--- start Data entries ---
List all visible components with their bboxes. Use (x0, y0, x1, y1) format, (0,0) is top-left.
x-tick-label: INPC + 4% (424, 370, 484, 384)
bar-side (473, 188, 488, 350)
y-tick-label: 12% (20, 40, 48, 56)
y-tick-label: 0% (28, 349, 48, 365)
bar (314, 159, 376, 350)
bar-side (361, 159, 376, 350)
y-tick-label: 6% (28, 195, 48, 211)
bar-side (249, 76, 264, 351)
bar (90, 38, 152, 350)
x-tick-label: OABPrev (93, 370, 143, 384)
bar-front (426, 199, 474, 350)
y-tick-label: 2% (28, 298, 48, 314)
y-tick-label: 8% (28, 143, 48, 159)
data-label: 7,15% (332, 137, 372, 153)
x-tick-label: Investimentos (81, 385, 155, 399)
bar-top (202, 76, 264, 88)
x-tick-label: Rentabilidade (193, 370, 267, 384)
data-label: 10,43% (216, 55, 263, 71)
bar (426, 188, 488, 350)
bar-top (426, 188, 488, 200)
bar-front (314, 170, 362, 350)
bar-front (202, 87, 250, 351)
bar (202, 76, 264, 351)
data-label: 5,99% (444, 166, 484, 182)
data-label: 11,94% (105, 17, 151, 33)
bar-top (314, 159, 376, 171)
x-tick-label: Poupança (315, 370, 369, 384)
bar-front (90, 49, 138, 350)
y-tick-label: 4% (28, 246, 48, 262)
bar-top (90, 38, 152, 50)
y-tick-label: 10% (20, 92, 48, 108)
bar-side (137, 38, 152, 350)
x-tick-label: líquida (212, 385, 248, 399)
--- end Data entries ---
The problem
Turn every item above into a numbered list, dropping any blank lines.

Final result
1. List all visible components with their bboxes. Use (x0, y0, x1, y1) format, (0,0) is top-left.
2. x-tick-label: INPC + 4% (424, 370, 484, 384)
3. bar-side (473, 188, 488, 350)
4. y-tick-label: 12% (20, 40, 48, 56)
5. y-tick-label: 0% (28, 349, 48, 365)
6. bar (314, 159, 376, 350)
7. bar-side (361, 159, 376, 350)
8. y-tick-label: 6% (28, 195, 48, 211)
9. bar-side (249, 76, 264, 351)
10. bar (90, 38, 152, 350)
11. x-tick-label: OABPrev (93, 370, 143, 384)
12. bar-front (426, 199, 474, 350)
13. y-tick-label: 2% (28, 298, 48, 314)
14. y-tick-label: 8% (28, 143, 48, 159)
15. data-label: 7,15% (332, 137, 372, 153)
16. x-tick-label: Investimentos (81, 385, 155, 399)
17. bar-top (202, 76, 264, 88)
18. x-tick-label: Rentabilidade (193, 370, 267, 384)
19. data-label: 10,43% (216, 55, 263, 71)
20. bar (426, 188, 488, 350)
21. bar-top (426, 188, 488, 200)
22. bar-front (314, 170, 362, 350)
23. bar-front (202, 87, 250, 351)
24. bar (202, 76, 264, 351)
25. data-label: 5,99% (444, 166, 484, 182)
26. data-label: 11,94% (105, 17, 151, 33)
27. bar-top (314, 159, 376, 171)
28. x-tick-label: Poupança (315, 370, 369, 384)
29. bar-front (90, 49, 138, 350)
30. y-tick-label: 4% (28, 246, 48, 262)
31. bar-top (90, 38, 152, 50)
32. y-tick-label: 10% (20, 92, 48, 108)
33. bar-side (137, 38, 152, 350)
34. x-tick-label: líquida (212, 385, 248, 399)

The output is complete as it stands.